- [Exercise requirements]:
Output only the count of lines that contain "this".

- [Data supplied]:
------------------------------------------------------------------------

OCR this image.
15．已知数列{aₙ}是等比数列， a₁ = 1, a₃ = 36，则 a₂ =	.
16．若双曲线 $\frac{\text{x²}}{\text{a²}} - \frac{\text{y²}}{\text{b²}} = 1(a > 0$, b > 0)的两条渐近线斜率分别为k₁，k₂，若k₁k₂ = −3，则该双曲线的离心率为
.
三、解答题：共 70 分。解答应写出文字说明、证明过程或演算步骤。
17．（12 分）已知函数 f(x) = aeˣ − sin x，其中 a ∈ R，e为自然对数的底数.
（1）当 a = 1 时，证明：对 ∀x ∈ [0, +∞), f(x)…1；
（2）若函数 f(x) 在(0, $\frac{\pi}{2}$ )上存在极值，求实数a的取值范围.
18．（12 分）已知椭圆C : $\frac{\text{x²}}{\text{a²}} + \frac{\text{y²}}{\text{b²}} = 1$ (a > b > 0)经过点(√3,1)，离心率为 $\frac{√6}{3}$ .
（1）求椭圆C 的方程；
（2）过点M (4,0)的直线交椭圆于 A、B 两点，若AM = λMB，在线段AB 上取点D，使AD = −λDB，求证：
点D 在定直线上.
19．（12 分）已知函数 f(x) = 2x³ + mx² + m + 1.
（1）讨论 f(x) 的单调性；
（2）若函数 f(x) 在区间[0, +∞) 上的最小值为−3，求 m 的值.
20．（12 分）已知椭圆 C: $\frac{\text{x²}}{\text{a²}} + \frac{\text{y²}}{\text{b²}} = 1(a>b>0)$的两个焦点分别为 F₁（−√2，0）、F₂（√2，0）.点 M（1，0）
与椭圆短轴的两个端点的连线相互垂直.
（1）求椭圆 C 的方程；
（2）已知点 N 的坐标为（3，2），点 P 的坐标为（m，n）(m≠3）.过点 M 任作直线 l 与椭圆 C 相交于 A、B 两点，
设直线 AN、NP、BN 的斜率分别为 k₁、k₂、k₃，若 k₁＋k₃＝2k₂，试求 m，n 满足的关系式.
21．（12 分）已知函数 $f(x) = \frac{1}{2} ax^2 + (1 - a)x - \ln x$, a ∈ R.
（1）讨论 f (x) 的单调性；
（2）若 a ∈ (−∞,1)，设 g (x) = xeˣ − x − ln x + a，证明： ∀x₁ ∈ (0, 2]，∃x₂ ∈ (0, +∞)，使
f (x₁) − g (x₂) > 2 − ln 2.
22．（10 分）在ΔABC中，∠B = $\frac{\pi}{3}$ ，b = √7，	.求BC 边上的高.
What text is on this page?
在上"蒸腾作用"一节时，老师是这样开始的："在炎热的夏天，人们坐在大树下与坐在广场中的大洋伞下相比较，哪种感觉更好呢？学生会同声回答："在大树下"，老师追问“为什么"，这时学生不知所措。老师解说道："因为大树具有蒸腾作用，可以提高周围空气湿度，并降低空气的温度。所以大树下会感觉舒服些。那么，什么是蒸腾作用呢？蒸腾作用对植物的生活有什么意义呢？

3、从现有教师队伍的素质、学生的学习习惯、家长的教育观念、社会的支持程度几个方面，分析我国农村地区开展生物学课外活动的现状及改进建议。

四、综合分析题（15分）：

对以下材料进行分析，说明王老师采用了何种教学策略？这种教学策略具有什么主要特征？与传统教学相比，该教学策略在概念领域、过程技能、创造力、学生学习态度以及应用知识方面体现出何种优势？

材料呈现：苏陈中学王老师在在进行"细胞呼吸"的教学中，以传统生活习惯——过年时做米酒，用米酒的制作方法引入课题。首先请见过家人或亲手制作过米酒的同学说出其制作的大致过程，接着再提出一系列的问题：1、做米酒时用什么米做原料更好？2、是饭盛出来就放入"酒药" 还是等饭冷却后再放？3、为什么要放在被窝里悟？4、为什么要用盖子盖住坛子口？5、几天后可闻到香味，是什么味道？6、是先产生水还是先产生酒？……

------------------------------------------------------------------------

- [Reply to the exercise]:
2